Source data:
┄┄┄┄┄┄
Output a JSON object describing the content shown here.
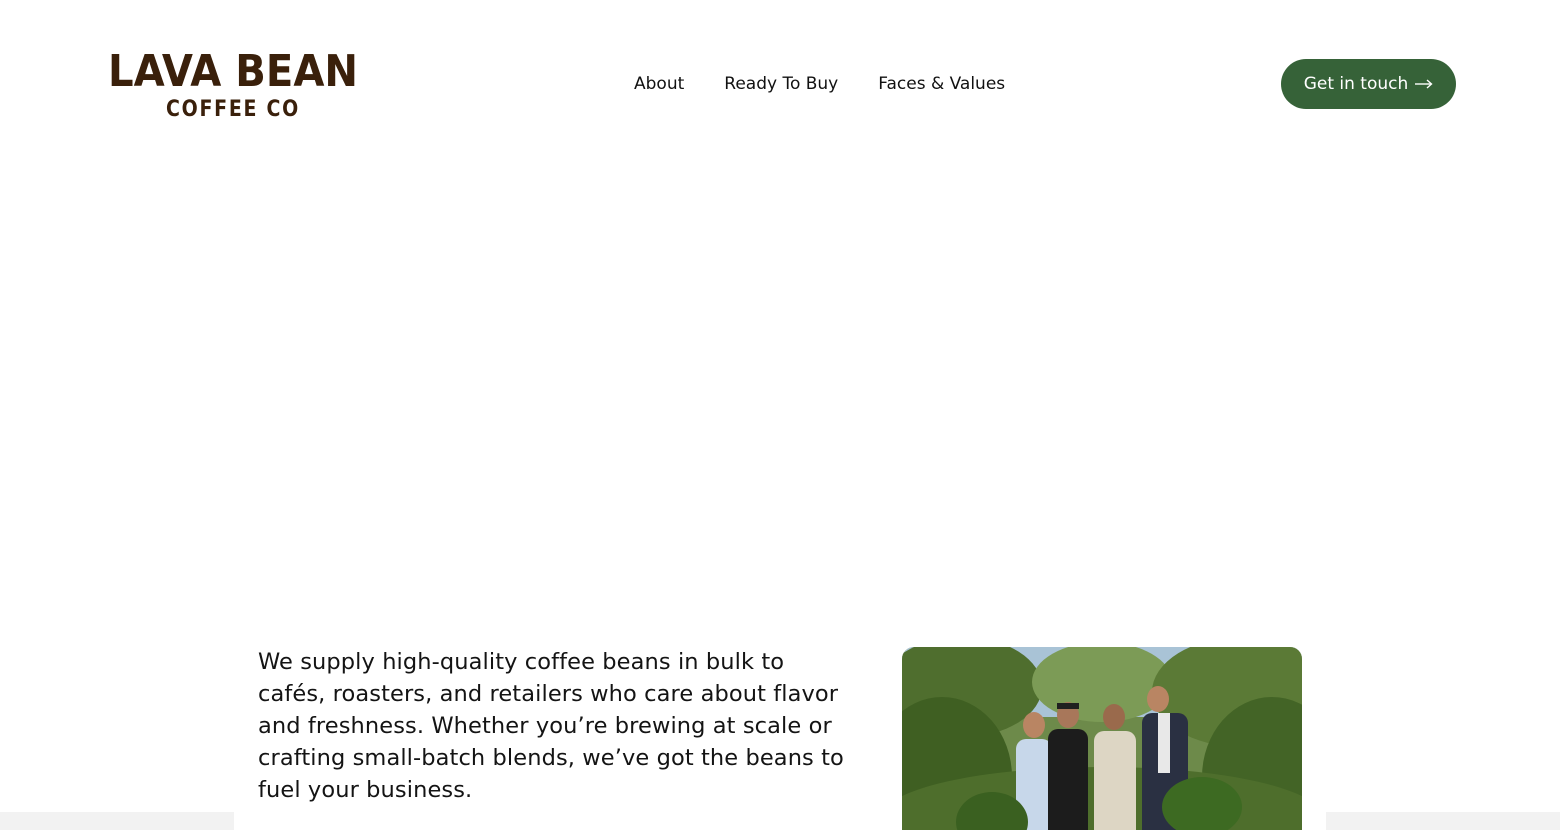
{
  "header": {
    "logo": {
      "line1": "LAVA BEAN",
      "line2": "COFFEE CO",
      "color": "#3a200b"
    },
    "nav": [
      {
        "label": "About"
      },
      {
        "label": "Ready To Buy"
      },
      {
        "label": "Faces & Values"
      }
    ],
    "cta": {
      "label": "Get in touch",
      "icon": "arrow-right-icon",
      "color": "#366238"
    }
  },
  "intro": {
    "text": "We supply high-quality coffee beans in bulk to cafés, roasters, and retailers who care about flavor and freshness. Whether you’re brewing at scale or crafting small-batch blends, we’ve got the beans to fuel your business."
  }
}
┄┄┄┄┄┄
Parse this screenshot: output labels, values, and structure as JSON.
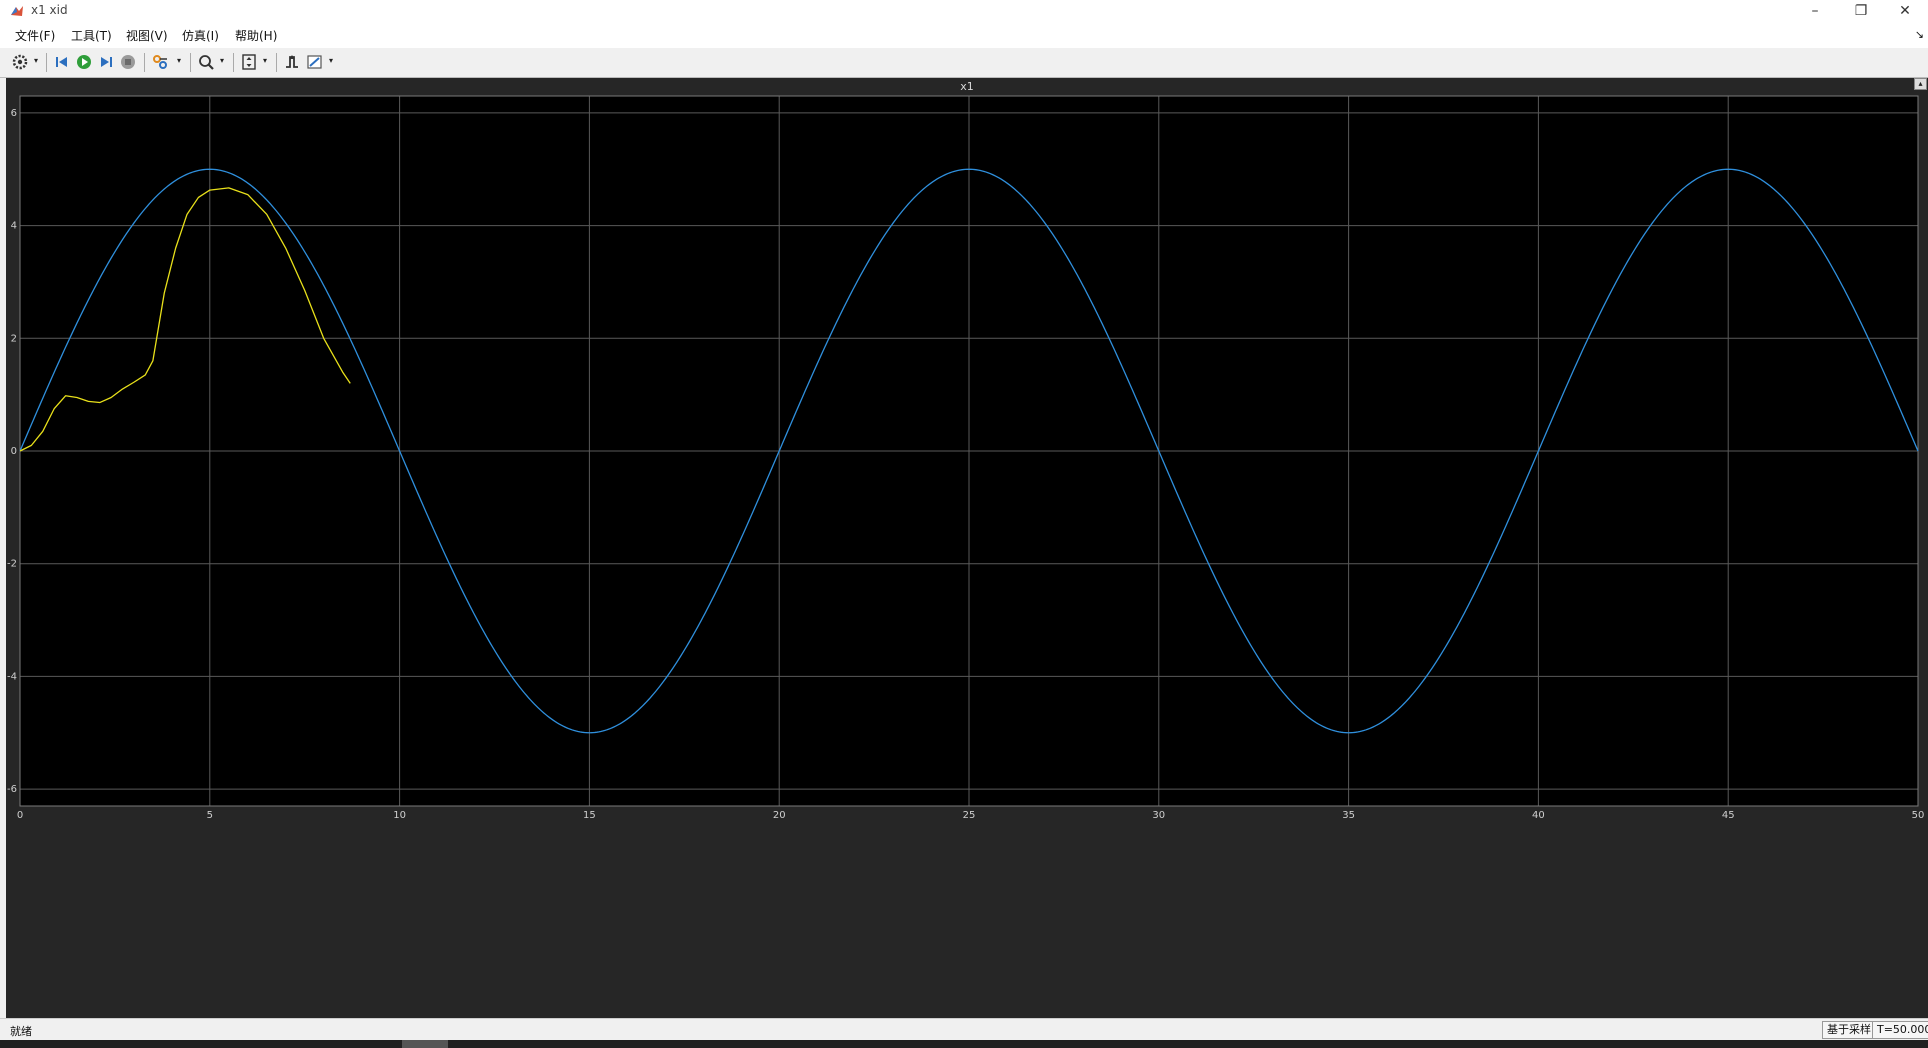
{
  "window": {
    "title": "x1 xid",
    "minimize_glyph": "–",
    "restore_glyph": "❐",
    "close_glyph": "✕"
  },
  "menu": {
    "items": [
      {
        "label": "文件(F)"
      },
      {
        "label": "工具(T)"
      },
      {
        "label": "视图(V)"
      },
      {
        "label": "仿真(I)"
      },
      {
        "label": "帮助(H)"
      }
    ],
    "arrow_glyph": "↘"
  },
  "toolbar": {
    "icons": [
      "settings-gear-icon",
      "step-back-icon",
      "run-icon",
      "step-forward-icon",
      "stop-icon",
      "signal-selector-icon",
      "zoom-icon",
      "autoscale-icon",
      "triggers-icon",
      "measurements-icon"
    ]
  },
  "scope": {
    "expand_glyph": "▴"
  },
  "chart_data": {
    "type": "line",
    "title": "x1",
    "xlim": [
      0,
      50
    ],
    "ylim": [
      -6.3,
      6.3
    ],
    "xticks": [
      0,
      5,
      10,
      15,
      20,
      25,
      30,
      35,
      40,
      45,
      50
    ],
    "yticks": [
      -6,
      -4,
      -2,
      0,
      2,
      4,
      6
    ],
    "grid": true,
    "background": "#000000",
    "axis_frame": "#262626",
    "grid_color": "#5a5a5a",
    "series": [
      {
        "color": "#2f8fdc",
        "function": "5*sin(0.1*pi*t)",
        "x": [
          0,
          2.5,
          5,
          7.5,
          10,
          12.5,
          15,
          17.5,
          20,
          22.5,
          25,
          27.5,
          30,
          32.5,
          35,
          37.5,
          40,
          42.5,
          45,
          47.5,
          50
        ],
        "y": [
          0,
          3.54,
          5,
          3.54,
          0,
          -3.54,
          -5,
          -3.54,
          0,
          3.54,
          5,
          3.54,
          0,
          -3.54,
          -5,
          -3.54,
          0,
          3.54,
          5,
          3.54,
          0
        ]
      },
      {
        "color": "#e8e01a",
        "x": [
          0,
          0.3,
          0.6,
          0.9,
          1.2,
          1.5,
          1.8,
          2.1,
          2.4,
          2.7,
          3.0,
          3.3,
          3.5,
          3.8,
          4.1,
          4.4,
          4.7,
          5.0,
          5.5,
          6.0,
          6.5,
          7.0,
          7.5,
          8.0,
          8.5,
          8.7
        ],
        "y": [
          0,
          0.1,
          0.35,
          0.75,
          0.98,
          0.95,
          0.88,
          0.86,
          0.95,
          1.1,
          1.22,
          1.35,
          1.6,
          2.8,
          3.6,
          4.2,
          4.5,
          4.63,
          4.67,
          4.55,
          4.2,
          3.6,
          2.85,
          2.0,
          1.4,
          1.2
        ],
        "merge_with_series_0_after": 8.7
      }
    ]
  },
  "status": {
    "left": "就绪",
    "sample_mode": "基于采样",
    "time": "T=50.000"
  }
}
┄┄┄┄┄┄
Search the lines above for the string "JSON", then show every one that has it.

* WRITTEN SOLUTION
Output a JSON object describing the content shown here.
Parse this screenshot: output labels, values, and structure as JSON.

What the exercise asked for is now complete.